Directive: Return exactly the lines from the "Read this page and output its text content." line through the last line of the entries below. Include no pictures.

Dataset extract:
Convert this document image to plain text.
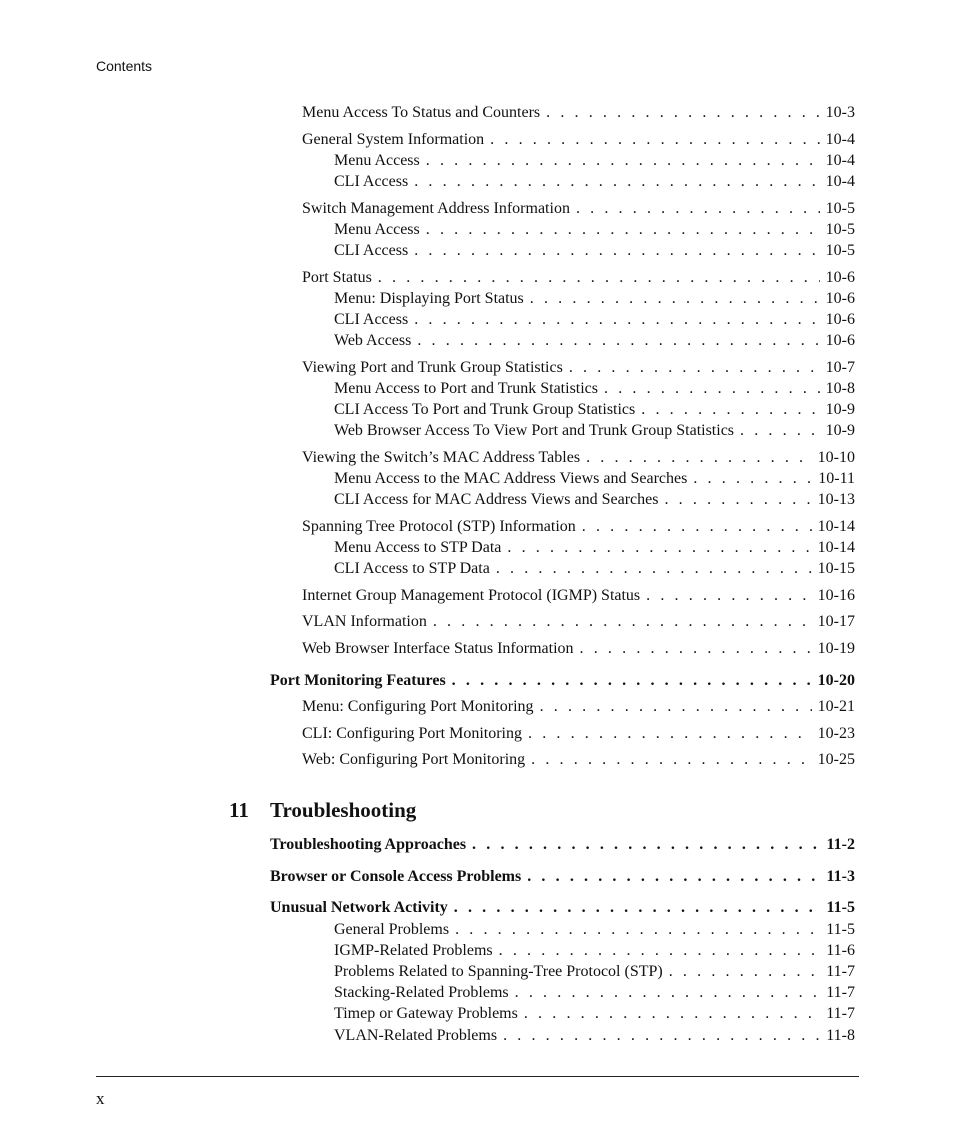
Contents
Menu Access To Status and Counters . . .	10-3
General System Information . . .	10-4
Menu Access . . .	10-4
CLI Access . . .	10-4
Switch Management Address Information . . .	10-5
Menu Access . . .	10-5
CLI Access . . .	10-5
Port Status . . .	10-6
Menu: Displaying Port Status . . .	10-6
CLI Access . . .	10-6
Web Access . . .	10-6
Viewing Port and Trunk Group Statistics . . .	10-7
Menu Access to Port and Trunk Statistics . . .	10-8
CLI Access To Port and Trunk Group Statistics . . .	10-9
Web Browser Access To View Port and Trunk Group Statistics . . .	10-9
Viewing the Switch’s MAC Address Tables . . .	10-10
Menu Access to the MAC Address Views and Searches . . .	10-11
CLI Access for MAC Address Views and Searches . . .	10-13
Spanning Tree Protocol (STP) Information . . .	10-14
Menu Access to STP Data . . .	10-14
CLI Access to STP Data . . .	10-15
Internet Group Management Protocol (IGMP) Status . . .	10-16
VLAN Information . . .	10-17
Web Browser Interface Status Information . . .	10-19
Port Monitoring Features . . .	10-20
Menu: Configuring Port Monitoring . . .	10-21
CLI: Configuring Port Monitoring . . .	10-23
Web: Configuring Port Monitoring . . .	10-25
11 Troubleshooting
Troubleshooting Approaches . . .	11-2
Browser or Console Access Problems . . .	11-3
Unusual Network Activity . . .	11-5
General Problems . . .	11-5
IGMP-Related Problems . . .	11-6
Problems Related to Spanning-Tree Protocol (STP) . . .	11-7
Stacking-Related Problems . . .	11-7
Timep or Gateway Problems . . .	11-7
VLAN-Related Problems . . .	11-8
x
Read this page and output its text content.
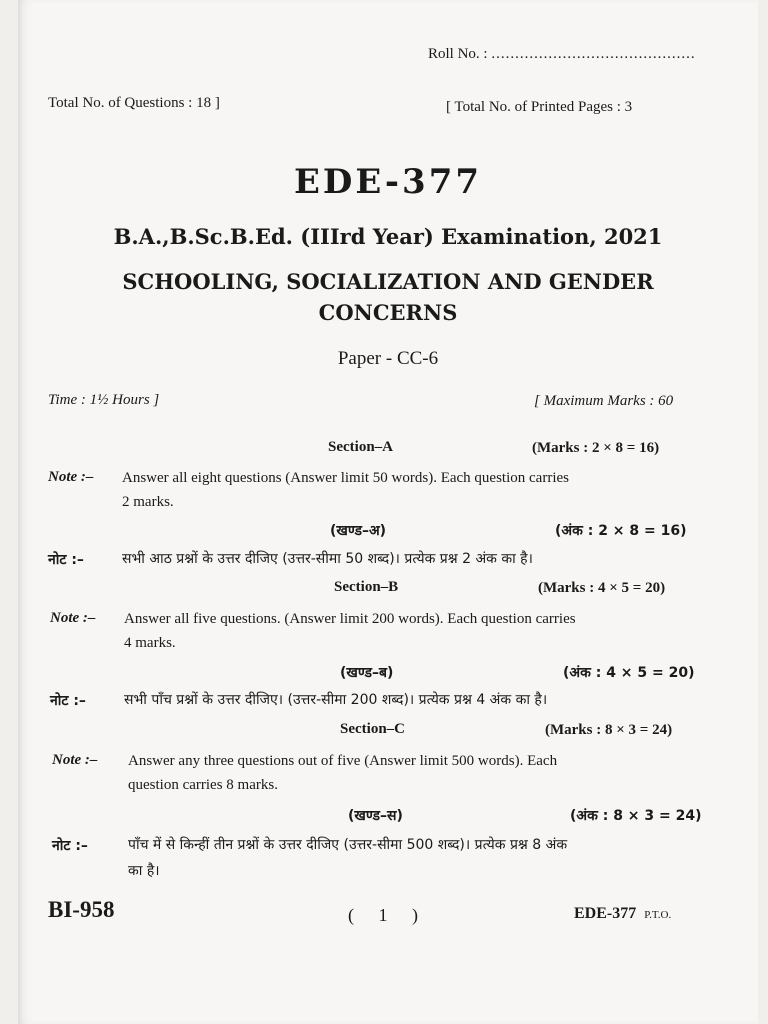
Roll No. : ...........................................
Total No. of Questions : 18 ]	[ Total No. of Printed Pages : 3
EDE-377
B.A.,B.Sc.B.Ed. (IIIrd Year) Examination, 2021
SCHOOLING, SOCIALIZATION AND GENDER
CONCERNS
Paper - CC-6
Time : 1½ Hours ]	[ Maximum Marks : 60
Section–A	(Marks : 2 × 8 = 16)
Note :– Answer all eight questions (Answer limit 50 words). Each question carries
2 marks.
(खण्ड–अ)	(अंक : 2 × 8 = 16)
नोट :–	सभी आठ प्रश्नों के उत्तर दीजिए (उत्तर-सीमा 50 शब्द)। प्रत्येक प्रश्न 2 अंक का है।
Section–B	(Marks : 4 × 5 = 20)
Note :– Answer all five questions. (Answer limit 200 words). Each question carries
4 marks.
(खण्ड–ब)	(अंक : 4 × 5 = 20)
नोट :–	सभी पाँच प्रश्नों के उत्तर दीजिए। (उत्तर-सीमा 200 शब्द)। प्रत्येक प्रश्न 4 अंक का है।
Section–C	(Marks : 8 × 3 = 24)
Note :– Answer any three questions out of five (Answer limit 500 words). Each
question carries 8 marks.
(खण्ड–स)	(अंक : 8 × 3 = 24)
नोट :–	पाँच में से किन्हीं तीन प्रश्नों के उत्तर दीजिए (उत्तर-सीमा 500 शब्द)। प्रत्येक प्रश्न 8 अंक
का है।
BI-958	( 1 )	EDE-377 P.T.O.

Solution for this task:
Read this page and output its text content.
Roll No. : ...........................................
Total No. of Questions : 18 ]	[ Total No. of Printed Pages : 3
EDE-377
B.A.,B.Sc.B.Ed. (IIIrd Year) Examination, 2021
SCHOOLING, SOCIALIZATION AND GENDER
CONCERNS
Paper - CC-6
Time : 1½ Hours ]	[ Maximum Marks : 60
Section–A	(Marks : 2 × 8 = 16)
Note :– Answer all eight questions (Answer limit 50 words). Each question carries
2 marks.
(खण्ड–अ)	(अंक : 2 × 8 = 16)
नोट :–	सभी आठ प्रश्नों के उत्तर दीजिए (उत्तर-सीमा 50 शब्द)। प्रत्येक प्रश्न 2 अंक का है।
Section–B	(Marks : 4 × 5 = 20)
Note :– Answer all five questions. (Answer limit 200 words). Each question carries
4 marks.
(खण्ड–ब)	(अंक : 4 × 5 = 20)
नोट :–	सभी पाँच प्रश्नों के उत्तर दीजिए। (उत्तर-सीमा 200 शब्द)। प्रत्येक प्रश्न 4 अंक का है।
Section–C	(Marks : 8 × 3 = 24)
Note :– Answer any three questions out of five (Answer limit 500 words). Each
question carries 8 marks.
(खण्ड–स)	(अंक : 8 × 3 = 24)
नोट :–	पाँच में से किन्हीं तीन प्रश्नों के उत्तर दीजिए (उत्तर-सीमा 500 शब्द)। प्रत्येक प्रश्न 8 अंक
का है।
BI-958	( 1 )	EDE-377 P.T.O.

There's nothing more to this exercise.